**Task goal**
Lift out all lines below that contain "Village".

**Material provided**
>> Start

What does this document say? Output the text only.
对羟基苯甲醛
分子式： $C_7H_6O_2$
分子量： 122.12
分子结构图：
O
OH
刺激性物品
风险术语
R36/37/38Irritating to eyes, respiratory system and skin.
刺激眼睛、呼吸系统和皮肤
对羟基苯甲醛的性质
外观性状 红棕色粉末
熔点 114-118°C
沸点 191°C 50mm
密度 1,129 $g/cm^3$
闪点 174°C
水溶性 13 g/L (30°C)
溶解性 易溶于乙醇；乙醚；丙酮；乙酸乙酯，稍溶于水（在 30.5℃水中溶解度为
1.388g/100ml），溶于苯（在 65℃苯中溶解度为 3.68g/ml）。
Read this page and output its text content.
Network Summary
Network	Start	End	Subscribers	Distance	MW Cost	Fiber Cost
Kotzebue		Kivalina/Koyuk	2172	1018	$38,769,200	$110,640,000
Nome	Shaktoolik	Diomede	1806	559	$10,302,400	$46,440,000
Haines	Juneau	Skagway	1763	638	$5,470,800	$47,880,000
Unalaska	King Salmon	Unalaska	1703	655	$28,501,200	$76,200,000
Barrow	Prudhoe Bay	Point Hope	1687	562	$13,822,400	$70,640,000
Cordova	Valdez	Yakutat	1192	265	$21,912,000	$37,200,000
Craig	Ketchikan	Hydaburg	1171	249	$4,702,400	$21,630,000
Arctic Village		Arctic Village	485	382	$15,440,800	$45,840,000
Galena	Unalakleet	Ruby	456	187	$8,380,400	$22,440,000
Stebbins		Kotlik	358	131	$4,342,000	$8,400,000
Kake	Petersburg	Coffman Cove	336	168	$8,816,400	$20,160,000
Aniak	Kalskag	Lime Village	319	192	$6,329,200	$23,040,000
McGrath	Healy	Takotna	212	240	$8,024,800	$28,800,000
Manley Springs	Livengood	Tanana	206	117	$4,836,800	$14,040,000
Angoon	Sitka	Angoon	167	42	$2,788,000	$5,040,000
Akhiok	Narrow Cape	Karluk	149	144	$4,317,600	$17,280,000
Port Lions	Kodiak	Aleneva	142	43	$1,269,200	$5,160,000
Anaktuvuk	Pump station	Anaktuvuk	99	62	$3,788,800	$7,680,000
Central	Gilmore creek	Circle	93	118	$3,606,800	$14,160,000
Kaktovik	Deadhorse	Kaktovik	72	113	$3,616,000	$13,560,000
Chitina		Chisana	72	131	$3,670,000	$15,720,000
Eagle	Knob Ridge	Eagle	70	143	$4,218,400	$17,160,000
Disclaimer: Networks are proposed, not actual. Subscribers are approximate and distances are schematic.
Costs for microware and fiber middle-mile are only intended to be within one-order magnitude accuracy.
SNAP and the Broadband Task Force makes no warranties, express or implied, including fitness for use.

>> End

**Completed exercise**
Arctic Village		Arctic Village	485	382	$15,440,800	$45,840,000
Aniak	Kalskag	Lime Village	319	192	$6,329,200	$23,040,000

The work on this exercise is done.